[Dataset records]
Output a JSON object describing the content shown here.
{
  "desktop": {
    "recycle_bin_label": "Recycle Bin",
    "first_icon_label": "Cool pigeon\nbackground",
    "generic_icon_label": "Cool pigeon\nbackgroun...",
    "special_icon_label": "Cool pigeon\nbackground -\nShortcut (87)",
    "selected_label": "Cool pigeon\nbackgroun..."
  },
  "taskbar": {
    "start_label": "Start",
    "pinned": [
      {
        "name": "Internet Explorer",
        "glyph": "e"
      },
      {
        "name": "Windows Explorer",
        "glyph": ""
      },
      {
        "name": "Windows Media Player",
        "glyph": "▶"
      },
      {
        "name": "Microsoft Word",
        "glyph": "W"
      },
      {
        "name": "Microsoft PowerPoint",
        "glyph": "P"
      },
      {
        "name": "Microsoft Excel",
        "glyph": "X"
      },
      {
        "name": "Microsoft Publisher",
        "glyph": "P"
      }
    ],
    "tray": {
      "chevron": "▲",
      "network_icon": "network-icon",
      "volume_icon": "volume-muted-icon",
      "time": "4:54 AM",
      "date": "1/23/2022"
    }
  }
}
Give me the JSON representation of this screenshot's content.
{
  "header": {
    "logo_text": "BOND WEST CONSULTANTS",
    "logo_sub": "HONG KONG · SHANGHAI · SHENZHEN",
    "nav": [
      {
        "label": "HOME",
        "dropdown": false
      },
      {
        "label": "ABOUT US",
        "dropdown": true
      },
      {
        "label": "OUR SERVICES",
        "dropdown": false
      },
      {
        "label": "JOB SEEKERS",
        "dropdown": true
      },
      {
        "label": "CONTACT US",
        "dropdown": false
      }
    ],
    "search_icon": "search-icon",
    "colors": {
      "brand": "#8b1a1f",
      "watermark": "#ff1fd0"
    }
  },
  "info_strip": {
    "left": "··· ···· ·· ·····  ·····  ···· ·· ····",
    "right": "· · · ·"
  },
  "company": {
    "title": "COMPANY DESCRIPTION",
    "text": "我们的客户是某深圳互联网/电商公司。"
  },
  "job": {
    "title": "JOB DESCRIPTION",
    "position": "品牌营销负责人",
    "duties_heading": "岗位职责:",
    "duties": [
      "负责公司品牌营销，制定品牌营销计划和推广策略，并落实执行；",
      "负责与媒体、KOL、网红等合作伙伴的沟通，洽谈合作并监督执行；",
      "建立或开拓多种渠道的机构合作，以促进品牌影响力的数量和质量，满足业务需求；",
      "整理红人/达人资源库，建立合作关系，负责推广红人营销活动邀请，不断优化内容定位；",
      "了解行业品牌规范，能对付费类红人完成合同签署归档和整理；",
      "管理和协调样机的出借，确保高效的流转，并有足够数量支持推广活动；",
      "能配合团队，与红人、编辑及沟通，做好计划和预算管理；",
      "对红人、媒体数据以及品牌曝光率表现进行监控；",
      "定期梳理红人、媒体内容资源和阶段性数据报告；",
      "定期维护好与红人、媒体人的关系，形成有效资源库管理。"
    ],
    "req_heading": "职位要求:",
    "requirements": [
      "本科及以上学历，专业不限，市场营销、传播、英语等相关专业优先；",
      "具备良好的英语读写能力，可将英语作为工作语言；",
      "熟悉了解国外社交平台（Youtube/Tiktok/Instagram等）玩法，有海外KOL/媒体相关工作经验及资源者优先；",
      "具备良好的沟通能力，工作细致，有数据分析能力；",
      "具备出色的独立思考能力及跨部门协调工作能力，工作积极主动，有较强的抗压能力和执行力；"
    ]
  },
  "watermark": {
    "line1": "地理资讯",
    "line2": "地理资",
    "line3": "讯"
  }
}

### What to work on
Reproduce each line of the material above precisely.

### Completed exercise
Output a JSON object describing the content shown here.
{
  "desktop": {
    "recycle_bin_label": "Recycle Bin",
    "first_icon_label": "Cool pigeon\nbackground",
    "generic_icon_label": "Cool pigeon\nbackgroun...",
    "special_icon_label": "Cool pigeon\nbackground -\nShortcut (87)",
    "selected_label": "Cool pigeon\nbackgroun..."
  },
  "taskbar": {
    "start_label": "Start",
    "pinned": [
      {
        "name": "Internet Explorer",
        "glyph": "e"
      },
      {
        "name": "Windows Explorer",
        "glyph": ""
      },
      {
        "name": "Windows Media Player",
        "glyph": "▶"
      },
      {
        "name": "Microsoft Word",
        "glyph": "W"
      },
      {
        "name": "Microsoft PowerPoint",
        "glyph": "P"
      },
      {
        "name": "Microsoft Excel",
        "glyph": "X"
      },
      {
        "name": "Microsoft Publisher",
        "glyph": "P"
      }
    ],
    "tray": {
      "chevron": "▲",
      "network_icon": "network-icon",
      "volume_icon": "volume-muted-icon",
      "time": "4:54 AM",
      "date": "1/23/2022"
    }
  }
}
Give me the JSON representation of this screenshot's content.
{
  "header": {
    "logo_text": "BOND WEST CONSULTANTS",
    "logo_sub": "HONG KONG · SHANGHAI · SHENZHEN",
    "nav": [
      {
        "label": "HOME",
        "dropdown": false
      },
      {
        "label": "ABOUT US",
        "dropdown": true
      },
      {
        "label": "OUR SERVICES",
        "dropdown": false
      },
      {
        "label": "JOB SEEKERS",
        "dropdown": true
      },
      {
        "label": "CONTACT US",
        "dropdown": false
      }
    ],
    "search_icon": "search-icon",
    "colors": {
      "brand": "#8b1a1f",
      "watermark": "#ff1fd0"
    }
  },
  "info_strip": {
    "left": "··· ···· ·· ·····  ·····  ···· ·· ····",
    "right": "· · · ·"
  },
  "company": {
    "title": "COMPANY DESCRIPTION",
    "text": "我们的客户是某深圳互联网/电商公司。"
  },
  "job": {
    "title": "JOB DESCRIPTION",
    "position": "品牌营销负责人",
    "duties_heading": "岗位职责:",
    "duties": [
      "负责公司品牌营销，制定品牌营销计划和推广策略，并落实执行；",
      "负责与媒体、KOL、网红等合作伙伴的沟通，洽谈合作并监督执行；",
      "建立或开拓多种渠道的机构合作，以促进品牌影响力的数量和质量，满足业务需求；",
      "整理红人/达人资源库，建立合作关系，负责推广红人营销活动邀请，不断优化内容定位；",
      "了解行业品牌规范，能对付费类红人完成合同签署归档和整理；",
      "管理和协调样机的出借，确保高效的流转，并有足够数量支持推广活动；",
      "能配合团队，与红人、编辑及沟通，做好计划和预算管理；",
      "对红人、媒体数据以及品牌曝光率表现进行监控；",
      "定期梳理红人、媒体内容资源和阶段性数据报告；",
      "定期维护好与红人、媒体人的关系，形成有效资源库管理。"
    ],
    "req_heading": "职位要求:",
    "requirements": [
      "本科及以上学历，专业不限，市场营销、传播、英语等相关专业优先；",
      "具备良好的英语读写能力，可将英语作为工作语言；",
      "熟悉了解国外社交平台（Youtube/Tiktok/Instagram等）玩法，有海外KOL/媒体相关工作经验及资源者优先；",
      "具备良好的沟通能力，工作细致，有数据分析能力；",
      "具备出色的独立思考能力及跨部门协调工作能力，工作积极主动，有较强的抗压能力和执行力；"
    ]
  },
  "watermark": {
    "line1": "地理资讯",
    "line2": "地理资",
    "line3": "讯"
  }
}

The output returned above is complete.